**AIM:**
Wherever a line holds the word "Library", copy that line out.
--- LISTED ENTRIES ---
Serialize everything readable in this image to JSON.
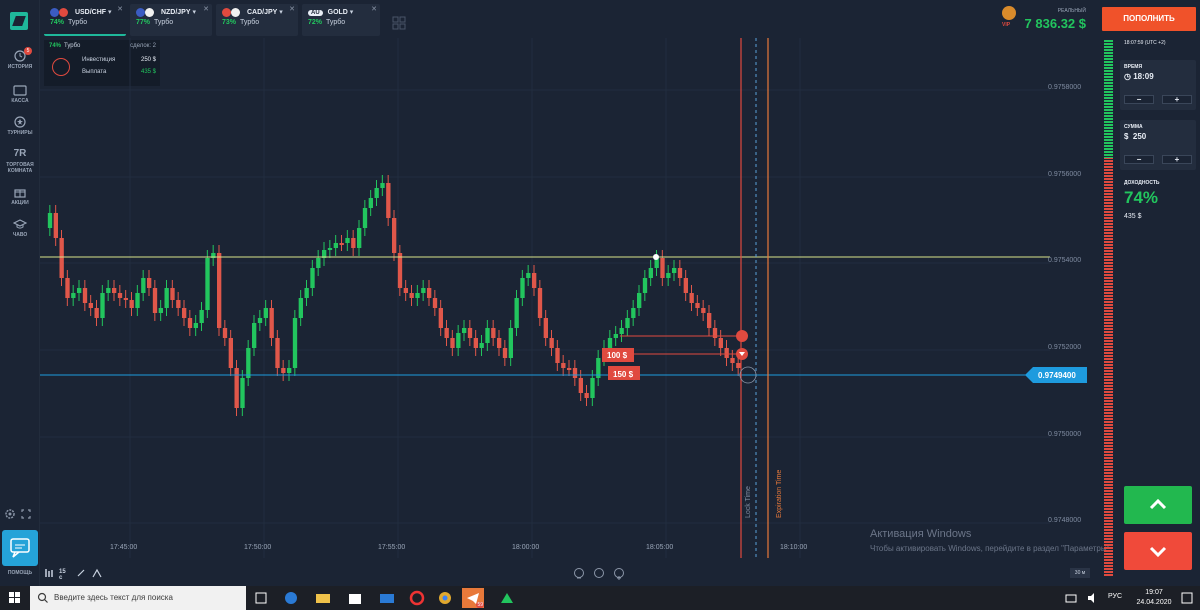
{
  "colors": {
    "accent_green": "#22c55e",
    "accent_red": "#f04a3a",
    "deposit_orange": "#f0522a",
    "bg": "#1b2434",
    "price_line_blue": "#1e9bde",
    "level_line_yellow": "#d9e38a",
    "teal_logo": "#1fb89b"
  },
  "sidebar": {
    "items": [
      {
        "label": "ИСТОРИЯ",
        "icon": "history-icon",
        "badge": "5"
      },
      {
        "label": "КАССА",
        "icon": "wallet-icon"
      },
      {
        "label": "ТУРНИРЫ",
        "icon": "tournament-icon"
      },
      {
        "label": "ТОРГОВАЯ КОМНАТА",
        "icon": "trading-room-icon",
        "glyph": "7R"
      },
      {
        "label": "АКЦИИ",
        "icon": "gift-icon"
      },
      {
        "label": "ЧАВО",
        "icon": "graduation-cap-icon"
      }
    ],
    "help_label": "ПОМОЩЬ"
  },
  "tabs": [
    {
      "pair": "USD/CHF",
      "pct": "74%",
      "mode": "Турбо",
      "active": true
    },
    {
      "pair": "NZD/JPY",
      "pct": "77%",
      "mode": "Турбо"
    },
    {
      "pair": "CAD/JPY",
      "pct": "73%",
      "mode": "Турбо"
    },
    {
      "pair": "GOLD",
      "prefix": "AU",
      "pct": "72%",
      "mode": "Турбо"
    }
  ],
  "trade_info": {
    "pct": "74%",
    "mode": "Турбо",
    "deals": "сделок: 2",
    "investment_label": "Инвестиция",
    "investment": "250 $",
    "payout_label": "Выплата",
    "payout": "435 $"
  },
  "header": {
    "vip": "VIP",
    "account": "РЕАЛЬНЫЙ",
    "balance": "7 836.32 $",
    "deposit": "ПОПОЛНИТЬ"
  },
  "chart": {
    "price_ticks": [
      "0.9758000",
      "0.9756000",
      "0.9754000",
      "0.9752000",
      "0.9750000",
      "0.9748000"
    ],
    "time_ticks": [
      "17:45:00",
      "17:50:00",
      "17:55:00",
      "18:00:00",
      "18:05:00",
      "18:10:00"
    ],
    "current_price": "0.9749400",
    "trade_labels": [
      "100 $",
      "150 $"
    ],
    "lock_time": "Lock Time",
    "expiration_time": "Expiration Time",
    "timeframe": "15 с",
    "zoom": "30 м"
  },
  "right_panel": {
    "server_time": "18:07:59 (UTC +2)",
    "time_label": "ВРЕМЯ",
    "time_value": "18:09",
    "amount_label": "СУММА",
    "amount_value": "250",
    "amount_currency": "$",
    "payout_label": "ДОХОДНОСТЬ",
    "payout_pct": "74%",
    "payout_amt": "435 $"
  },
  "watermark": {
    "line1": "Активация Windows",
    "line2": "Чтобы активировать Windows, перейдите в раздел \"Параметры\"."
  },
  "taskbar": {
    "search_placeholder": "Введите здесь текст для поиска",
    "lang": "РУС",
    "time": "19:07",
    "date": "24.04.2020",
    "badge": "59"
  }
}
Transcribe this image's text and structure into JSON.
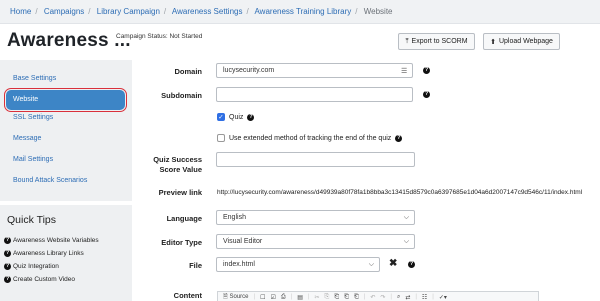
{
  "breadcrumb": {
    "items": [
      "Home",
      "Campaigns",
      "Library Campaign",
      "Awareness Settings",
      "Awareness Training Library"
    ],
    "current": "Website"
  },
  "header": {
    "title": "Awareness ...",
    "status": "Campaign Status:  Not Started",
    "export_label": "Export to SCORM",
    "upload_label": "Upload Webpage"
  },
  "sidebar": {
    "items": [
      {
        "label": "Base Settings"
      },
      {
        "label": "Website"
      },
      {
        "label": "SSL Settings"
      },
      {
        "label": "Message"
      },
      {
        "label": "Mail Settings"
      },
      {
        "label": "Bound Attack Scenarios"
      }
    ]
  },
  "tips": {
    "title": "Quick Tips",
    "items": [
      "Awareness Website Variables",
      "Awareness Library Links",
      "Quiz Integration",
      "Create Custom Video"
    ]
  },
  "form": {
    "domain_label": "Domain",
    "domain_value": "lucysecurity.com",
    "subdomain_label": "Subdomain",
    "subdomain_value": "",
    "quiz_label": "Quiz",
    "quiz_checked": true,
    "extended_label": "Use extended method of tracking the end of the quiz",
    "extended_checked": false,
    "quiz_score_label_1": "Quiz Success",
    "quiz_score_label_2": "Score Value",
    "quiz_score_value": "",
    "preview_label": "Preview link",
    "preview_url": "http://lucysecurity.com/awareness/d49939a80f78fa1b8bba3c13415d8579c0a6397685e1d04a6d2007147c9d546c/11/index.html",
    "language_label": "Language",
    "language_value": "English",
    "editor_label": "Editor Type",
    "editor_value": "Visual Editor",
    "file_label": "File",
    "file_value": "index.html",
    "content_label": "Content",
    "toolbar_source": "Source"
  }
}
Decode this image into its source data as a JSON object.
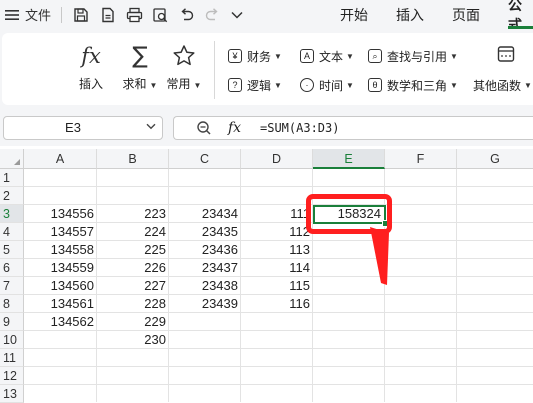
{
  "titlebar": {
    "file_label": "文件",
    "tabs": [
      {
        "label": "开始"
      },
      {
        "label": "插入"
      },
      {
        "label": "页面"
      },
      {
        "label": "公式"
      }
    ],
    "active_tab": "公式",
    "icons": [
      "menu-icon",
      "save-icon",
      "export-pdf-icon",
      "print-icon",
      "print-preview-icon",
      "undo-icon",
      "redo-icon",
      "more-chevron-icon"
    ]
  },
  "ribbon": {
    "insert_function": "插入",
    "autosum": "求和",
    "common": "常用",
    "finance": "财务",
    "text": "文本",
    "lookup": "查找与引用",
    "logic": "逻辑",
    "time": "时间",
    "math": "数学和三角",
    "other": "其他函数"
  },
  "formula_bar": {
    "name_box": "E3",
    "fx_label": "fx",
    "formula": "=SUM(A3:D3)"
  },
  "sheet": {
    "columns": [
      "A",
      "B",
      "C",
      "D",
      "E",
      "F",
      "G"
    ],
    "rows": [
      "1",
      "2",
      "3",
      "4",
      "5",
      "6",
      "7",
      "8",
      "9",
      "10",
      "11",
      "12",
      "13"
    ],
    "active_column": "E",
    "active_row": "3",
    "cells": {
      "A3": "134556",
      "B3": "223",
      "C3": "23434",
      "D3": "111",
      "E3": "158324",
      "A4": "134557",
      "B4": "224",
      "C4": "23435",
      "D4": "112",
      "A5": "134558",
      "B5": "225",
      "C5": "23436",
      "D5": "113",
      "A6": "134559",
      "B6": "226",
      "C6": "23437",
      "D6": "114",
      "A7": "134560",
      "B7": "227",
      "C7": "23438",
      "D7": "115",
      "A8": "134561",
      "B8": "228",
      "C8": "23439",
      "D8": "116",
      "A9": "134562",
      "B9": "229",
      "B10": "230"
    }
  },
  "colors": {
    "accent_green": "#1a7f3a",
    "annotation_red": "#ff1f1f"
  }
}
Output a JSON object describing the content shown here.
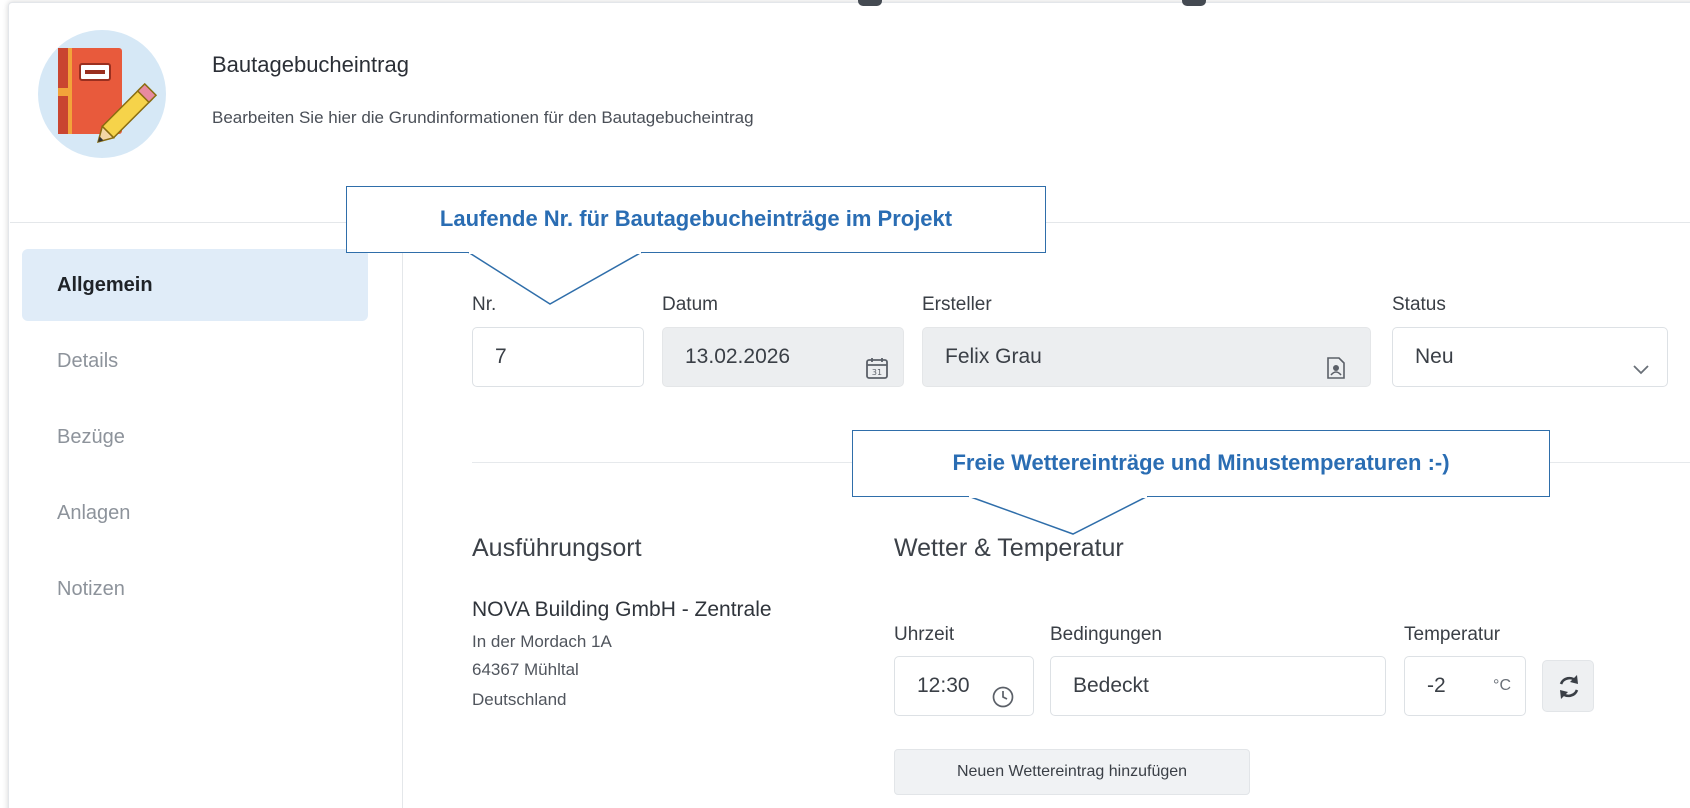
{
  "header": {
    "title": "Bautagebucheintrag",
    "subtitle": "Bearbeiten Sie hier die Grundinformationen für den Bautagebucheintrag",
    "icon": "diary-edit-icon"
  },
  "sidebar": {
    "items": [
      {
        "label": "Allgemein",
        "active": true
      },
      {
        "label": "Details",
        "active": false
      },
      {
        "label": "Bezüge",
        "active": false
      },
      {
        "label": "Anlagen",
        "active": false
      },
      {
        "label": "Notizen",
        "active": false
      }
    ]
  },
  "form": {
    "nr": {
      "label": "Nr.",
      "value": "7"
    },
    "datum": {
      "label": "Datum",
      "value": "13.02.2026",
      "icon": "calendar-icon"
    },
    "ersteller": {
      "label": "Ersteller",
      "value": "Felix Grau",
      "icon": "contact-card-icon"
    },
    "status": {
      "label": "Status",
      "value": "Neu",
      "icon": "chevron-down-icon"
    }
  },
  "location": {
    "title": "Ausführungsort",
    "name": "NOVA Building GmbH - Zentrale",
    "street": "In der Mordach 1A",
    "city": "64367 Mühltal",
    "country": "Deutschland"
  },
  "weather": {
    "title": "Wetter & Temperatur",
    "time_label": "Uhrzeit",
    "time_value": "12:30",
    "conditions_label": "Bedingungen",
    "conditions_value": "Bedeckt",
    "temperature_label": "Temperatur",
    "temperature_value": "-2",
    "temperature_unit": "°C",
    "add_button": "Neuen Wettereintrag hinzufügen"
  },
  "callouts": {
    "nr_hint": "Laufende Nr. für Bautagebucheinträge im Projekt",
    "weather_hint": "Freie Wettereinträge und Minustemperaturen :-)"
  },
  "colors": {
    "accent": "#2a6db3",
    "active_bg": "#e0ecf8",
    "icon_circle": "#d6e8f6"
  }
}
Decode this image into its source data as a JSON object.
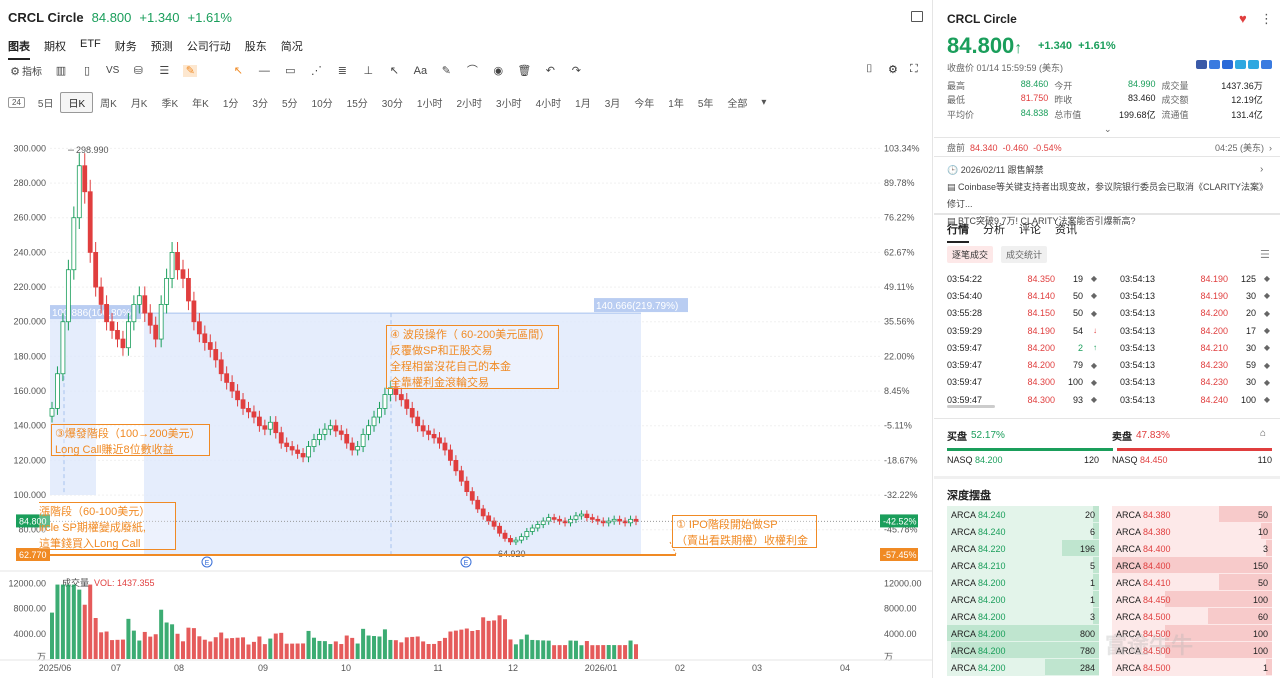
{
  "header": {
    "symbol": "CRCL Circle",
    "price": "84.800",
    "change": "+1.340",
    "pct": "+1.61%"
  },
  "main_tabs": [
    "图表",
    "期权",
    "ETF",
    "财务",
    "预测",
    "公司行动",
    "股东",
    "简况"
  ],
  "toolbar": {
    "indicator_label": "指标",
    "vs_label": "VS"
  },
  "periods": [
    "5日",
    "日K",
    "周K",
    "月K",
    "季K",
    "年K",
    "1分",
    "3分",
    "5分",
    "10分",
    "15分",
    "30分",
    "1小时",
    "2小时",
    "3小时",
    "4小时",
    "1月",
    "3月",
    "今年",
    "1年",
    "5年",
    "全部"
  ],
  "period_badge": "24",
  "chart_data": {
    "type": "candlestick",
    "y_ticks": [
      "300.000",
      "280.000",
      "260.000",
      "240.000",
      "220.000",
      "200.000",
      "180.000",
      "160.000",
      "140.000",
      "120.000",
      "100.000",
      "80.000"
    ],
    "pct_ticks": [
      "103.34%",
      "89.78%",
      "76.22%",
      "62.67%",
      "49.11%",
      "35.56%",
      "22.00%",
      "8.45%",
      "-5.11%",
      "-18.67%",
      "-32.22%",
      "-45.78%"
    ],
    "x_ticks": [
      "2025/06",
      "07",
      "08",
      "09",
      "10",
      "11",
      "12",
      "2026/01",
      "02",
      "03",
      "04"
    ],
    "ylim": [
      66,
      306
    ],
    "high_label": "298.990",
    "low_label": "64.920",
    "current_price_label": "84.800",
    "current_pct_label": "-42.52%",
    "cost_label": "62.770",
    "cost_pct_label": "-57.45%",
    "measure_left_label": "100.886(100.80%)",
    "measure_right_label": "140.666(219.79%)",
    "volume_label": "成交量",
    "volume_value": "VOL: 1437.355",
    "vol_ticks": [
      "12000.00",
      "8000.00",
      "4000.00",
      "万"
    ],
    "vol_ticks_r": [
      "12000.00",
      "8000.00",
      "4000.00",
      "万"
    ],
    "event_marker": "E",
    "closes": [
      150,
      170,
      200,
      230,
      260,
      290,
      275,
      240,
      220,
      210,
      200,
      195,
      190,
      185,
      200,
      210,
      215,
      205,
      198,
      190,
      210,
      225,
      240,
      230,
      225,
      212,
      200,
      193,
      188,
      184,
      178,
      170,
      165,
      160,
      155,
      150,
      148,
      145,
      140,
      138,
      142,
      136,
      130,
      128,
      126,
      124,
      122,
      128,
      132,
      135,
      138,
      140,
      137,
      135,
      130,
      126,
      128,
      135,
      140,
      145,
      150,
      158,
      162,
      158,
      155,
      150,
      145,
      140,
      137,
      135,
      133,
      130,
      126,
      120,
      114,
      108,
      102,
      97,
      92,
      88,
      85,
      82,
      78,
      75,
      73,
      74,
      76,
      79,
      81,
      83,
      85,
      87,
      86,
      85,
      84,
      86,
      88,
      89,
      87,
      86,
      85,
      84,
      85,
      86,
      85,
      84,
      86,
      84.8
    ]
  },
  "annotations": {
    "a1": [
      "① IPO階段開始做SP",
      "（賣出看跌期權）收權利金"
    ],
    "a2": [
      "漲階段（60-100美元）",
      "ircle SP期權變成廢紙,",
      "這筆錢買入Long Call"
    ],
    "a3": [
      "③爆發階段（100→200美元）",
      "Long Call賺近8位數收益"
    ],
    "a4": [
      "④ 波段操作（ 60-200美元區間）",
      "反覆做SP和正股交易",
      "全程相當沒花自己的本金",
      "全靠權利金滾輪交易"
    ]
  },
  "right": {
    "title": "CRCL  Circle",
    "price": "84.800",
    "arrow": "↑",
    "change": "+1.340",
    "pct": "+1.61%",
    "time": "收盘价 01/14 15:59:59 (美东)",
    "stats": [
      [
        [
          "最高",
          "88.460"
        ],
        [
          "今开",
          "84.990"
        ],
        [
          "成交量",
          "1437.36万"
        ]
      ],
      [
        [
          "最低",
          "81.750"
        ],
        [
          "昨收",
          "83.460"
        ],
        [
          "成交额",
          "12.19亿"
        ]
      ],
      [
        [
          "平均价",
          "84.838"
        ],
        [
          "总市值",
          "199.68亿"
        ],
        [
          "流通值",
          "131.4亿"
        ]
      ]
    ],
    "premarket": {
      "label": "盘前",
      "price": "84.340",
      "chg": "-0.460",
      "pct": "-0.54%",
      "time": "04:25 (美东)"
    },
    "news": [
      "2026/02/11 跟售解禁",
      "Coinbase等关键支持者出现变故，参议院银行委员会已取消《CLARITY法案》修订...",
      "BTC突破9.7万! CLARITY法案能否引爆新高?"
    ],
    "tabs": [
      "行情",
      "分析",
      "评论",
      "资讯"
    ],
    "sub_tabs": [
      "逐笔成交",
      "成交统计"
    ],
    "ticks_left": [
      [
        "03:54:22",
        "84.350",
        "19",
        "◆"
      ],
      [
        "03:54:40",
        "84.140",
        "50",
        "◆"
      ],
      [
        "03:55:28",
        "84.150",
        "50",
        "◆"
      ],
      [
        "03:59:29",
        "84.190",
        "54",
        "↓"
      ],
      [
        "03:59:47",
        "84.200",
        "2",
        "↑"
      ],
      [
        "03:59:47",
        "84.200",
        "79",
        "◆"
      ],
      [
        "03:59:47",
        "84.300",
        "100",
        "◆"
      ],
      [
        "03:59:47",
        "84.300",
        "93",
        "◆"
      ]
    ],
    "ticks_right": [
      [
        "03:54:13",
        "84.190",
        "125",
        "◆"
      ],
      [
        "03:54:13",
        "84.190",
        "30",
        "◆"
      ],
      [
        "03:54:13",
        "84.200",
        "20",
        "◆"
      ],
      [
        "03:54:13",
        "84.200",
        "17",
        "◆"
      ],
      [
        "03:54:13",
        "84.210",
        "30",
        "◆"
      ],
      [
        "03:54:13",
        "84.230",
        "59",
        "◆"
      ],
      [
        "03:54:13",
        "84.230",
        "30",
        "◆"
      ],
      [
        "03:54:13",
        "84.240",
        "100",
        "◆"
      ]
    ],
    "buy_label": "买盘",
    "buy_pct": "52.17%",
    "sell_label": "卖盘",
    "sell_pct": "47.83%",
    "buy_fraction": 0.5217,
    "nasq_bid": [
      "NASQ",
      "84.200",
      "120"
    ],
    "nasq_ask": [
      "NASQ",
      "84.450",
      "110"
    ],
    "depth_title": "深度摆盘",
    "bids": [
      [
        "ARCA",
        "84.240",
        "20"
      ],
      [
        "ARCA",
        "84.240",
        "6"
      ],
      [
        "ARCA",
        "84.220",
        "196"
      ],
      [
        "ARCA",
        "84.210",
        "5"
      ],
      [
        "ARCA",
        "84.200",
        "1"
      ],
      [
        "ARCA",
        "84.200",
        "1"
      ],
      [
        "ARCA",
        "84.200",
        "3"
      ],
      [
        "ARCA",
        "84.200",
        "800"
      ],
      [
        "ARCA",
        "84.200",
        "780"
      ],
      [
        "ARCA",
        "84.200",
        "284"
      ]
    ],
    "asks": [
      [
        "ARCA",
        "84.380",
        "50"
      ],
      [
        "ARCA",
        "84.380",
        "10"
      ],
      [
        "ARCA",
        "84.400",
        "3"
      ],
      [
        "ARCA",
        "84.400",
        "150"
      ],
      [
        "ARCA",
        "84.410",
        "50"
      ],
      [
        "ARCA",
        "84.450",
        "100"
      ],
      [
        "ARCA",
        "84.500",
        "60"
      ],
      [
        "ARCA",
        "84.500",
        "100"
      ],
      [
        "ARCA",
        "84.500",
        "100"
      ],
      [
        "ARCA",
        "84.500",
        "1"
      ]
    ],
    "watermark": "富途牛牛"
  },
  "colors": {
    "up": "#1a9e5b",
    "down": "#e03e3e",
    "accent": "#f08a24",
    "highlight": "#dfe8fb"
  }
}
---
**FULL ANSWER:**
      "Library Campaign",
      "Awareness Training Library"
      "Awareness Library Links",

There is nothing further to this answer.